### TASK INSTRUCTIONS
Filter the data below for the string "text" and copy each matching line.
===== DATASET ENTRIES =====
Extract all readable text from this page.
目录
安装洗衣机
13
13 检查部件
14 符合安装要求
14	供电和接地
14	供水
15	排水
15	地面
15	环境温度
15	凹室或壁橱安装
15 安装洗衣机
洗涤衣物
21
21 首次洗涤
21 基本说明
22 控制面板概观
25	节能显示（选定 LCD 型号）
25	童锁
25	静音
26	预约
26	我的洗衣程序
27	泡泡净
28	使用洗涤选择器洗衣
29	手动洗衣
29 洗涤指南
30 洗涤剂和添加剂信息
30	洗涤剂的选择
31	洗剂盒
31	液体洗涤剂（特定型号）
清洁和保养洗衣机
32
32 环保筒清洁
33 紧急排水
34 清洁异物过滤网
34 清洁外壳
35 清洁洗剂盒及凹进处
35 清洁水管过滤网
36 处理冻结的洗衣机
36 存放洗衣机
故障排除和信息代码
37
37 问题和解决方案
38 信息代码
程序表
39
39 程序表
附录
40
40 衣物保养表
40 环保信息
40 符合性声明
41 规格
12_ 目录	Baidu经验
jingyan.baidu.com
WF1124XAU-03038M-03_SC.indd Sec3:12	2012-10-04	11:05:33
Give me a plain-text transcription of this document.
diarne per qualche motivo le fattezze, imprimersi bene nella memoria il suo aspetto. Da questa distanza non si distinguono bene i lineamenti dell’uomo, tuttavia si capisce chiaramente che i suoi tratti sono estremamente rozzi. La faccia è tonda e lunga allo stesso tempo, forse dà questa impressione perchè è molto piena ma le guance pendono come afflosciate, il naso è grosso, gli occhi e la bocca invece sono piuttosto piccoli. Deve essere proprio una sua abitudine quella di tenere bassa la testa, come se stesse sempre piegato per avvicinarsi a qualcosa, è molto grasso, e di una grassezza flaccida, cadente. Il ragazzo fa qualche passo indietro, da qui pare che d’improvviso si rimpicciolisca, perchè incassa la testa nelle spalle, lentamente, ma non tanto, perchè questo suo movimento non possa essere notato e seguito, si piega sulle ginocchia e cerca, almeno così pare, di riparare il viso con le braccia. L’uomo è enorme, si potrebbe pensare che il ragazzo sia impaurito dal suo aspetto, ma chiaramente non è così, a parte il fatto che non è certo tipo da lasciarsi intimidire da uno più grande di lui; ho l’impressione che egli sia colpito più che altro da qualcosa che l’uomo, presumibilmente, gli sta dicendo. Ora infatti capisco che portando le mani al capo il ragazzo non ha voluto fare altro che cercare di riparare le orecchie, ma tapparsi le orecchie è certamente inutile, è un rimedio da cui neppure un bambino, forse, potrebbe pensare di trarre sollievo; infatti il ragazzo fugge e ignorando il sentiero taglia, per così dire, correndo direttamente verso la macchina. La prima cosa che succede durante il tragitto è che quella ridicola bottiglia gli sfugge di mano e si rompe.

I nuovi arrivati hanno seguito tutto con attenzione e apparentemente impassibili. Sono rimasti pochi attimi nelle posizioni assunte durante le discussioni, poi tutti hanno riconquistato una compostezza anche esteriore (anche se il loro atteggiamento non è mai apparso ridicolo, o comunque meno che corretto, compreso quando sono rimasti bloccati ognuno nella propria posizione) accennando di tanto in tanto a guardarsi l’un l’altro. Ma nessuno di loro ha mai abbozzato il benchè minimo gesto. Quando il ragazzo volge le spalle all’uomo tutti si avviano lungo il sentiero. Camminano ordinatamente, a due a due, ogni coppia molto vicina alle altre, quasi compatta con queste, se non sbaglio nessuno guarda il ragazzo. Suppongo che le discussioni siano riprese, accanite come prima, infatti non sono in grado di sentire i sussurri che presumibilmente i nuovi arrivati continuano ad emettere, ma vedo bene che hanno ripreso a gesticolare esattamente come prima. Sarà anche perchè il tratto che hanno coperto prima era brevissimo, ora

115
=====
### RESULT OF THE TASK
Extract all readable text from this page.
Give me a plain-text transcription of this document.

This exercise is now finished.